Pull out every line below that holds the word "OCABS".
╭─ AVAILABLE RECORDS
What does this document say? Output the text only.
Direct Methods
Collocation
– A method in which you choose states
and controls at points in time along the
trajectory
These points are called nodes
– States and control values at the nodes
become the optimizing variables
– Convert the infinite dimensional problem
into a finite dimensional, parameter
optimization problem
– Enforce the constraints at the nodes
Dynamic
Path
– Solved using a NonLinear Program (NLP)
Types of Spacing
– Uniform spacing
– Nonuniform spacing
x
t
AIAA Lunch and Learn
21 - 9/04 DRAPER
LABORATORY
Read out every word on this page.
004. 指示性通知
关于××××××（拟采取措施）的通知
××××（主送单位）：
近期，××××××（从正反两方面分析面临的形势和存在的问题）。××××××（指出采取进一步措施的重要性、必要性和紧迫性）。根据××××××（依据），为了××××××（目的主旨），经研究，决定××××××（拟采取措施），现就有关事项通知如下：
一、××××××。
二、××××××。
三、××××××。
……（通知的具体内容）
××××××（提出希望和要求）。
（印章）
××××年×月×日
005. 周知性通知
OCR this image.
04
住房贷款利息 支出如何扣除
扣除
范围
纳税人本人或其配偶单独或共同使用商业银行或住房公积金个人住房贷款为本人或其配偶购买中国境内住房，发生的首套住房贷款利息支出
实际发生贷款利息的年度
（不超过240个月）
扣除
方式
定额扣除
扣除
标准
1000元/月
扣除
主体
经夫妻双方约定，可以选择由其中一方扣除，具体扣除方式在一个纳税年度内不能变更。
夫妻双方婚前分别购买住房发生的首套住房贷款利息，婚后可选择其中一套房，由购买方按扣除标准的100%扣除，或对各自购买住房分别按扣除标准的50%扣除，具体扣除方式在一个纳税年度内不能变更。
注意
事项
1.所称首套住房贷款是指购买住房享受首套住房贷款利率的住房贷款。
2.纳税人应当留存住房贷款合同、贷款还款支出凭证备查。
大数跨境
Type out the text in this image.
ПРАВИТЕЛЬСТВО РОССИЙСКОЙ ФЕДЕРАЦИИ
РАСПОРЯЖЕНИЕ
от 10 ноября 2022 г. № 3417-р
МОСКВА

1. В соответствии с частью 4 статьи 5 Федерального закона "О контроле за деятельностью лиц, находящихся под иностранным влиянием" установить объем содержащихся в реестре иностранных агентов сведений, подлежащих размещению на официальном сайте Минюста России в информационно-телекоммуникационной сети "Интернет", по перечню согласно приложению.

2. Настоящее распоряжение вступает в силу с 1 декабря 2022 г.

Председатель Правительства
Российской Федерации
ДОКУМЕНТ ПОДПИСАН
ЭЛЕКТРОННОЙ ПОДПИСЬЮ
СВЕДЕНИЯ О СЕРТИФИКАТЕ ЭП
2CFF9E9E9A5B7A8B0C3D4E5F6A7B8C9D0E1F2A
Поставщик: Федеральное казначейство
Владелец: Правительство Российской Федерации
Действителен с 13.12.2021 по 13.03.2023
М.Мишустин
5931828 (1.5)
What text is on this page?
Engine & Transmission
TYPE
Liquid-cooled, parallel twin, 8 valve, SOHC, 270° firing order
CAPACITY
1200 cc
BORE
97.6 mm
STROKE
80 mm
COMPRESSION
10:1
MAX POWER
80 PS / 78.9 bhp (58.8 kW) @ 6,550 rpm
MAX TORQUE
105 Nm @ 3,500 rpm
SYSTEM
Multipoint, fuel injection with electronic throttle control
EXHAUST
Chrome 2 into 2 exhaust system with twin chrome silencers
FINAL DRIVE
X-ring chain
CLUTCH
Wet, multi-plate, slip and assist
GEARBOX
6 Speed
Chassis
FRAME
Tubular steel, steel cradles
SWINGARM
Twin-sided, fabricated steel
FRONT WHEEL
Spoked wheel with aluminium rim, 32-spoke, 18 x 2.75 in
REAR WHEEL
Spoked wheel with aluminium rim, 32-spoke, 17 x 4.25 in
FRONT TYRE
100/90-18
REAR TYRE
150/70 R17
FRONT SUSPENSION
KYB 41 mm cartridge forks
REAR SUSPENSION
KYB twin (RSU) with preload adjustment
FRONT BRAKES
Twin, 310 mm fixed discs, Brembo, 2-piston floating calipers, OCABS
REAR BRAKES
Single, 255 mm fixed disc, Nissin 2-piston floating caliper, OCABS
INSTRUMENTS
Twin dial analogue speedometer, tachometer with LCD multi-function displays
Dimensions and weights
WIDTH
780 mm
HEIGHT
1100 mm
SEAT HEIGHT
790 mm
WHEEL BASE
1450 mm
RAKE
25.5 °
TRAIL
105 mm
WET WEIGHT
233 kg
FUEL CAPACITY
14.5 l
╰─
• **OUTPUT FOR THIS TASK**
Twin, 310 mm fixed discs, Brembo, 2-piston floating calipers, OCABS
Single, 255 mm fixed disc, Nissin 2-piston floating caliper, OCABS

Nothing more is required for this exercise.